■ Problem description ■
From the data that follows, report how many lines hold the string "Returns", giving only the number.

* begin Material supplied *

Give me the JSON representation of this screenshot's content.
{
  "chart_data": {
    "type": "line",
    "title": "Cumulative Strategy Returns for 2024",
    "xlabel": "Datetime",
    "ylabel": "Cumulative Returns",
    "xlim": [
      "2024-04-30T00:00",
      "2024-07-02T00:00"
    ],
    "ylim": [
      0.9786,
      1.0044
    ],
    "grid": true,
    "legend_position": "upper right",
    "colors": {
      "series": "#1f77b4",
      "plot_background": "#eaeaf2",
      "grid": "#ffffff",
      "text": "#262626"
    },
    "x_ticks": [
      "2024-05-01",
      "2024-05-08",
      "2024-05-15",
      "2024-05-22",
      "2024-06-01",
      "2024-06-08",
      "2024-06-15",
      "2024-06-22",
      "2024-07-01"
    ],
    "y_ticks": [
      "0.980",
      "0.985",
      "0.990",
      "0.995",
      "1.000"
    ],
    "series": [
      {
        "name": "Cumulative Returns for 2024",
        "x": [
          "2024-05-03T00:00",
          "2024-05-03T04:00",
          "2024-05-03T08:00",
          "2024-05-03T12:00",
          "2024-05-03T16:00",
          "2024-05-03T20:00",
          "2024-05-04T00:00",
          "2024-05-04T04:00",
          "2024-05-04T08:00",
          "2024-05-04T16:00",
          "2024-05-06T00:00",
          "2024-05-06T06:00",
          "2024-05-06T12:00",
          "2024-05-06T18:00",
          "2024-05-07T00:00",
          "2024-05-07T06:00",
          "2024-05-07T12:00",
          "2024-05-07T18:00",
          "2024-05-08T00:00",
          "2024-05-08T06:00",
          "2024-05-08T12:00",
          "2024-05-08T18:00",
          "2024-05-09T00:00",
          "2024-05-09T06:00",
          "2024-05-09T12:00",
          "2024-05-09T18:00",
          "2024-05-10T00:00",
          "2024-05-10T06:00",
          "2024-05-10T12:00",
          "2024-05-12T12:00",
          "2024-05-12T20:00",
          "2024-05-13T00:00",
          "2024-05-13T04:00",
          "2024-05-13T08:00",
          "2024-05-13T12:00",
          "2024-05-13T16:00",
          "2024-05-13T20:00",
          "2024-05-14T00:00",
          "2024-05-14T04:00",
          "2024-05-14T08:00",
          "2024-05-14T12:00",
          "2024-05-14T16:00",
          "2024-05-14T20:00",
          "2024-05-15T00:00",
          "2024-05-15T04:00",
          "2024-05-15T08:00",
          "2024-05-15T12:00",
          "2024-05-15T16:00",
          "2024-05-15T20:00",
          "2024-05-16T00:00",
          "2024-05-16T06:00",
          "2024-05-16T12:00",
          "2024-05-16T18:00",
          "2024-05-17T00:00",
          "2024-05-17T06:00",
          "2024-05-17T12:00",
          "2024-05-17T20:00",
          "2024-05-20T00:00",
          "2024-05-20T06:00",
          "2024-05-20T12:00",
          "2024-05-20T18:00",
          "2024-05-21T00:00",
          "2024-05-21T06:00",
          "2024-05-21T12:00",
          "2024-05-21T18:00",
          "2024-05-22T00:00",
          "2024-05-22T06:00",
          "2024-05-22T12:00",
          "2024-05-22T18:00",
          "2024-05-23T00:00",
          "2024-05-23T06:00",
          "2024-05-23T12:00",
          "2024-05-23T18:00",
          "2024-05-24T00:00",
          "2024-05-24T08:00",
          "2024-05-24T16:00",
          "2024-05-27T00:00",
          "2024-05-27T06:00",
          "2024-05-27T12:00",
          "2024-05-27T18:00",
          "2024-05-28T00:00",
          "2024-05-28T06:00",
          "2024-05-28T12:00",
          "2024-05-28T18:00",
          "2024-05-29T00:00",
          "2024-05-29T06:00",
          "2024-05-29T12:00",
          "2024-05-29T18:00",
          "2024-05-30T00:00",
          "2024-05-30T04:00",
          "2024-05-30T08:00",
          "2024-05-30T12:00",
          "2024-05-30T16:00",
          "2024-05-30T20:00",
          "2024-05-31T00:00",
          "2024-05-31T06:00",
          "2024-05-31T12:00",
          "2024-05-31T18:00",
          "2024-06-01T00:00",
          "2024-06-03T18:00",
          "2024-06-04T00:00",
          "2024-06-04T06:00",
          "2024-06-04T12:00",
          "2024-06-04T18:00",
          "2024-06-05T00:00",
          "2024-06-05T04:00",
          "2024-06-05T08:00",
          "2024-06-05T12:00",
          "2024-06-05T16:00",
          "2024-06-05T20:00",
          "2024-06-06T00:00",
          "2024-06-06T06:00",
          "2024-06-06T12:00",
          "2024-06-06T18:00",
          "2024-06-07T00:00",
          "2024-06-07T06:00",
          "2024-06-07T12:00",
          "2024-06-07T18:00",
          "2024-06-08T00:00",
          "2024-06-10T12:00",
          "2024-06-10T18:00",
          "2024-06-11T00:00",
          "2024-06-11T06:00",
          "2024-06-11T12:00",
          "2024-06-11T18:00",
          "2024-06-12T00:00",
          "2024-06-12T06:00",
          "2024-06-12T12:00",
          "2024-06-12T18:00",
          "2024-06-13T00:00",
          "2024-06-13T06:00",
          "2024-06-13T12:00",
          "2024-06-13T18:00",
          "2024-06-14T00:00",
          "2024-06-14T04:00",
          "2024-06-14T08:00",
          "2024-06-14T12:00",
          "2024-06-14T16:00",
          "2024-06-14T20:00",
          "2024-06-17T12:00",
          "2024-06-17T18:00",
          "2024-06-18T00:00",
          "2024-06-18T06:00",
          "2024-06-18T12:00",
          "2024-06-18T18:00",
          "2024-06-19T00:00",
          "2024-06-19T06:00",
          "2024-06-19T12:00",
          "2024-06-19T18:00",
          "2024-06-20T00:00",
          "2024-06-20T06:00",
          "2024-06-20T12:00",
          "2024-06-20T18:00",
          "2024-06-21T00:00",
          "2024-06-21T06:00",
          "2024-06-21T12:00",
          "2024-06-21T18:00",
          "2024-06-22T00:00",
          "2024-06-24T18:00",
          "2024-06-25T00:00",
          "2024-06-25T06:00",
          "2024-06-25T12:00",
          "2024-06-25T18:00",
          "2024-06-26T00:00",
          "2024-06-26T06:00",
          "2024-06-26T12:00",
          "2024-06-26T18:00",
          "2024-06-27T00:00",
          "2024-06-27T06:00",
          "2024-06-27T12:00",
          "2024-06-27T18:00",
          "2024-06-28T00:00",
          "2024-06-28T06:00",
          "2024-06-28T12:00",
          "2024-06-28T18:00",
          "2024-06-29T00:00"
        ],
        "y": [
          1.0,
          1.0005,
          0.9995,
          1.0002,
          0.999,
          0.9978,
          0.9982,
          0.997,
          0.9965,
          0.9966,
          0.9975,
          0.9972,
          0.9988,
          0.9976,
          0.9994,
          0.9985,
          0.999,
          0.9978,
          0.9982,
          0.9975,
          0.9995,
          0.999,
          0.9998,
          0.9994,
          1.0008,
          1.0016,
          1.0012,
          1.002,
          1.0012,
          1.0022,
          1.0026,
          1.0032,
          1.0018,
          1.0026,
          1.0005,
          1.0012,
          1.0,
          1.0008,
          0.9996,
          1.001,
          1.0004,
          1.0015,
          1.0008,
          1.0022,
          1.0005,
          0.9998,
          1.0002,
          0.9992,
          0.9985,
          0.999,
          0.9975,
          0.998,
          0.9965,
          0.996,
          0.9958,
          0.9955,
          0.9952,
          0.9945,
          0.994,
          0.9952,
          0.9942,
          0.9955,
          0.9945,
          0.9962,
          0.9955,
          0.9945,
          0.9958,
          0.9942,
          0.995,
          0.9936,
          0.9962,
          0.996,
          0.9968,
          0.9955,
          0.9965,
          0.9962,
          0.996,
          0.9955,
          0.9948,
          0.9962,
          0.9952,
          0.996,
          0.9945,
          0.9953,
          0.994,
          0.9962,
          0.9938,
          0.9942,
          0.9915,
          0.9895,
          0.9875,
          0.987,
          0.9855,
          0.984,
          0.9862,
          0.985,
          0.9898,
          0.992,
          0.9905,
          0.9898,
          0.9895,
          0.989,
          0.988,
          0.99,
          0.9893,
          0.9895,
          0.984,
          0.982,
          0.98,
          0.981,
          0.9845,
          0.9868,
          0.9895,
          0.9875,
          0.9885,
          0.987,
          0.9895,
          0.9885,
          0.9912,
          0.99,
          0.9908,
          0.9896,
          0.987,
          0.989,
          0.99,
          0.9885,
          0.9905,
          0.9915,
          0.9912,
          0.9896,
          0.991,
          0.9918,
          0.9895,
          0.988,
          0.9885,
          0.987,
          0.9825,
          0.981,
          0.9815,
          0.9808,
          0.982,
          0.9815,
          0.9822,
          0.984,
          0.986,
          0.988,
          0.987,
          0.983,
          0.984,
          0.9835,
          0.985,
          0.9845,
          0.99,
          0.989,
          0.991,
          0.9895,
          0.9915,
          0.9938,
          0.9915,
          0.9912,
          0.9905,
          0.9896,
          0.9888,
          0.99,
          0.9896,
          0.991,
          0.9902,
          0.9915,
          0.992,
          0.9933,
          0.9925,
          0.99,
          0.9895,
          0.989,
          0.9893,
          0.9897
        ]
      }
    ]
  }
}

* end Material supplied *

■ Completed exercise ■
3